WHAT IS REQUIRED:
Write out all the lines again, precisely as they stand, but without the images.

DATA SECTION:
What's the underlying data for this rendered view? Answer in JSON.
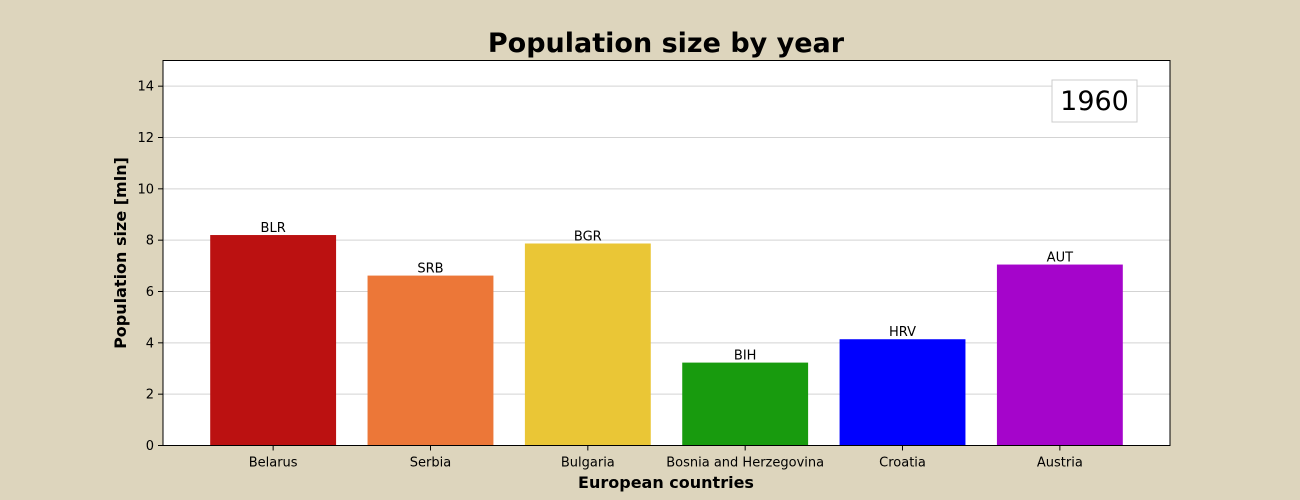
{
  "colors": {
    "background": "#ddd5bd",
    "plot_background": "#ffffff",
    "grid": "#d3d3d3"
  },
  "chart_data": {
    "type": "bar",
    "title": "Population size by year",
    "xlabel": "European countries",
    "ylabel": "Population size [mln]",
    "ylim": [
      0,
      15
    ],
    "yticks": [
      0,
      2,
      4,
      6,
      8,
      10,
      12,
      14
    ],
    "grid": "y",
    "year_badge": "1960",
    "year_badge_position": "top-right",
    "categories": [
      "Belarus",
      "Serbia",
      "Bulgaria",
      "Bosnia and Herzegovina",
      "Croatia",
      "Austria"
    ],
    "codes": [
      "BLR",
      "SRB",
      "BGR",
      "BIH",
      "HRV",
      "AUT"
    ],
    "values": [
      8.2,
      6.62,
      7.87,
      3.23,
      4.14,
      7.05
    ],
    "bar_colors": [
      "#bb1111",
      "#ec7738",
      "#eac636",
      "#189b0e",
      "#0000ff",
      "#a505cb"
    ]
  }
}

ANSWER TO THIS TASK:
What's the underlying data for this rendered view? Answer in JSON.
{
  "colors": {
    "background": "#ddd5bd",
    "plot_background": "#ffffff",
    "grid": "#d3d3d3"
  },
  "chart_data": {
    "type": "bar",
    "title": "Population size by year",
    "xlabel": "European countries",
    "ylabel": "Population size [mln]",
    "ylim": [
      0,
      15
    ],
    "yticks": [
      0,
      2,
      4,
      6,
      8,
      10,
      12,
      14
    ],
    "grid": "y",
    "year_badge": "1960",
    "year_badge_position": "top-right",
    "categories": [
      "Belarus",
      "Serbia",
      "Bulgaria",
      "Bosnia and Herzegovina",
      "Croatia",
      "Austria"
    ],
    "codes": [
      "BLR",
      "SRB",
      "BGR",
      "BIH",
      "HRV",
      "AUT"
    ],
    "values": [
      8.2,
      6.62,
      7.87,
      3.23,
      4.14,
      7.05
    ],
    "bar_colors": [
      "#bb1111",
      "#ec7738",
      "#eac636",
      "#189b0e",
      "#0000ff",
      "#a505cb"
    ]
  }
}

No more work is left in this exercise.